= Requirement =
Check each line of the entries for "Normalized" and report the ones that have it.
----
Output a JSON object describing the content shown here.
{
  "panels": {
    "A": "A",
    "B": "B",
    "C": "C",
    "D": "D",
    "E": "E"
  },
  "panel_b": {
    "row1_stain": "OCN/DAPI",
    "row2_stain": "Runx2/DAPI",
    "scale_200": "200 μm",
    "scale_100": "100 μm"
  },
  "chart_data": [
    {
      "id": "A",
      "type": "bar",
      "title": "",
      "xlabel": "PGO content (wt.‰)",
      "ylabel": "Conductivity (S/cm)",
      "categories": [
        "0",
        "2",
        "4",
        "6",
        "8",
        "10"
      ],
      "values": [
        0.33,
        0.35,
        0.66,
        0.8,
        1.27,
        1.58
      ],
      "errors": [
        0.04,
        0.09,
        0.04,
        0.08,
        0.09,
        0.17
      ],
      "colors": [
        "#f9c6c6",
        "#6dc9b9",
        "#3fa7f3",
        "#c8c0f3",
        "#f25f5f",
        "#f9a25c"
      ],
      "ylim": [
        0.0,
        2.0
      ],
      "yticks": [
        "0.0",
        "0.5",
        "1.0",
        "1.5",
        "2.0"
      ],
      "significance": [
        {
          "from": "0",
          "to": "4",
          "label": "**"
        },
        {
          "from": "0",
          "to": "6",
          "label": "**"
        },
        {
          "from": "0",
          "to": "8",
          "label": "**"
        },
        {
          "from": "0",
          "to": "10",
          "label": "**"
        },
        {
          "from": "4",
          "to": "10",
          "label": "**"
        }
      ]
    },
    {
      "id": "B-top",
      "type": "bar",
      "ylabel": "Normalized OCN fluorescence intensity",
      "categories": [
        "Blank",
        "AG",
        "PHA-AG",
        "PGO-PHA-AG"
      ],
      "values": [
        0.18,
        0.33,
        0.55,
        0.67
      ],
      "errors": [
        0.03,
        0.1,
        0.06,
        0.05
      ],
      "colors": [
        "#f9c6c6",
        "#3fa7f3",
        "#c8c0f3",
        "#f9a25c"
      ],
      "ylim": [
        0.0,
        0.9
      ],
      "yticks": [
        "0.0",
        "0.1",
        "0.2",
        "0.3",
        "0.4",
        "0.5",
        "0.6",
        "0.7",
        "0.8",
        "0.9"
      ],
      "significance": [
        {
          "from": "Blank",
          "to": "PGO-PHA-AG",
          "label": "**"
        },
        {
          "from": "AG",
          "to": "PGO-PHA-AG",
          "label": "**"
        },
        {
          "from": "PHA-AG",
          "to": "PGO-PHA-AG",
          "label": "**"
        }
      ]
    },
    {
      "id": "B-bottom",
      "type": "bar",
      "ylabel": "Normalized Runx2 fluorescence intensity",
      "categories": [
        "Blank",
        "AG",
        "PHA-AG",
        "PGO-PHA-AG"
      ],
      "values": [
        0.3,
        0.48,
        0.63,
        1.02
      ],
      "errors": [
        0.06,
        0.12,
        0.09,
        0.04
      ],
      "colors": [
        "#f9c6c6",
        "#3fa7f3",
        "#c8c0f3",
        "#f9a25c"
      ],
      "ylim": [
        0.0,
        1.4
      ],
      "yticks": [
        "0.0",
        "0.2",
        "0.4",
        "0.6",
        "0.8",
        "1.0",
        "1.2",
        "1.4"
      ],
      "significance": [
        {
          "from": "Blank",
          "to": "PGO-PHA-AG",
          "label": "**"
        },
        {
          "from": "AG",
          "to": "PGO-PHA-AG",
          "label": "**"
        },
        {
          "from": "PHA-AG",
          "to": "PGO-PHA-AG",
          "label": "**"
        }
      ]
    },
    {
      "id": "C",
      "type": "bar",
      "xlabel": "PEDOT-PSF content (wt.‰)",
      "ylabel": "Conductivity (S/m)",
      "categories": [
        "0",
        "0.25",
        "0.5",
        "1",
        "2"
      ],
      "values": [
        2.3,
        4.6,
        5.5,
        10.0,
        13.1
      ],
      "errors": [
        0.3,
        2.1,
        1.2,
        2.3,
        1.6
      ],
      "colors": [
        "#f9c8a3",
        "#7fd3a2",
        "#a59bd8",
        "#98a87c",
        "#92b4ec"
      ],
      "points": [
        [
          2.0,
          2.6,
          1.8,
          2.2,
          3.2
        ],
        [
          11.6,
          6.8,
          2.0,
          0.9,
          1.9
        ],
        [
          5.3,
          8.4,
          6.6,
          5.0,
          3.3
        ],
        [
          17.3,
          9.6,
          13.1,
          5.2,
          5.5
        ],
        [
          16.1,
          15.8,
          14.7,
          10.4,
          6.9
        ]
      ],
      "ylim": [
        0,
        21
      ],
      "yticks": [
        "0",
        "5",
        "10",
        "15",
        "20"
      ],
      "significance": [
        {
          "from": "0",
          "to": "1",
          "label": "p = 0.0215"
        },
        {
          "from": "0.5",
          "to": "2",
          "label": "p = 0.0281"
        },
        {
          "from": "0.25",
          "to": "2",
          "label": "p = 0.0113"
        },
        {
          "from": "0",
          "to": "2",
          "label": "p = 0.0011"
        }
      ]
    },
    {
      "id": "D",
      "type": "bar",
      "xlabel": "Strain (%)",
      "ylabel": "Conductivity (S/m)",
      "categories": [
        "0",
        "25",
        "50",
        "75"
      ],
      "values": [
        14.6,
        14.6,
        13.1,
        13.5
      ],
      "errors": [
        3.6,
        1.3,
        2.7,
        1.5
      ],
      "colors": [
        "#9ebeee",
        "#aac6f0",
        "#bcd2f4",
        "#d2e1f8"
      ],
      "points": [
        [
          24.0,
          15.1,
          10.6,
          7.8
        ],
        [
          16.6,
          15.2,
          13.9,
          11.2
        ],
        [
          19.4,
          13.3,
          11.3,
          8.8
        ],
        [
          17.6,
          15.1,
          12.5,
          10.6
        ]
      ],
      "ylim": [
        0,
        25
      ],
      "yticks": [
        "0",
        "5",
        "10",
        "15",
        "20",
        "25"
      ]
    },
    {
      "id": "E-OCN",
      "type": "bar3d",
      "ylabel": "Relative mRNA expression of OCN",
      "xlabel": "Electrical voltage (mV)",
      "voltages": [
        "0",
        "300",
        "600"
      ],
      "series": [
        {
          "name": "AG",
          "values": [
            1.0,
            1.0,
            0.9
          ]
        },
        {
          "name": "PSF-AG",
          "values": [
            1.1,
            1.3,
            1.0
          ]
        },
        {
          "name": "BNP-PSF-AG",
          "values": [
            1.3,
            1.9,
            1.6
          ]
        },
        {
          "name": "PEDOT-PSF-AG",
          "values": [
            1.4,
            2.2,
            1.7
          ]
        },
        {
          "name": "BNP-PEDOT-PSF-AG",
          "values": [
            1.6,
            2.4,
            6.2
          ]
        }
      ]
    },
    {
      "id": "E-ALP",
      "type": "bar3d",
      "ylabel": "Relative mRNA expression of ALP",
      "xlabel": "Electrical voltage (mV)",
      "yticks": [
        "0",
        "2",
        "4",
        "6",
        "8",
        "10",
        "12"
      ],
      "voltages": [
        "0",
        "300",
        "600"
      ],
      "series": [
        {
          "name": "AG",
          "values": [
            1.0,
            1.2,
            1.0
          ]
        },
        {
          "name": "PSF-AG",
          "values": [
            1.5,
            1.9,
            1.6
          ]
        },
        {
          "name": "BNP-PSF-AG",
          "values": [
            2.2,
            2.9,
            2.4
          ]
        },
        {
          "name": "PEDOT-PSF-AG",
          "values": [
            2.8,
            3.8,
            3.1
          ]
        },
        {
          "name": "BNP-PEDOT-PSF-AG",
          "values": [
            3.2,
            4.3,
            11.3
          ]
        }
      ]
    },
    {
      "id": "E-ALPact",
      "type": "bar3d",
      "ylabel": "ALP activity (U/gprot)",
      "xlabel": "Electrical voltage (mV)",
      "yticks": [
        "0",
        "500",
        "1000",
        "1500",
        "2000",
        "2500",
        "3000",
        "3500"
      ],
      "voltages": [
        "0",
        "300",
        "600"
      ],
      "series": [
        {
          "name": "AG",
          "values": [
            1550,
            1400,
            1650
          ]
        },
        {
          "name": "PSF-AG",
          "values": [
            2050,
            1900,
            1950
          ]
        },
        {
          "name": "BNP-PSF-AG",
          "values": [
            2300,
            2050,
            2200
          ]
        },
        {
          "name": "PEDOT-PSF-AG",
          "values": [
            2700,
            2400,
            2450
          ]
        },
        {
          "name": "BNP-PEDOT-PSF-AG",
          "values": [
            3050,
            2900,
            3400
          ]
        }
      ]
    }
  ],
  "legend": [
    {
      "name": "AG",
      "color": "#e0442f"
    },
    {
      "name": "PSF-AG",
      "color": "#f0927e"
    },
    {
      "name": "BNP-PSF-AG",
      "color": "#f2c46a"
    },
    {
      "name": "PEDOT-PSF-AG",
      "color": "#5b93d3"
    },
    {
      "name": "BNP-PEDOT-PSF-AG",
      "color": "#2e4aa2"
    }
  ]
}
----
= Written response =
      "ylabel": "Normalized OCN fluorescence intensity",
      "ylabel": "Normalized Runx2 fluorescence intensity",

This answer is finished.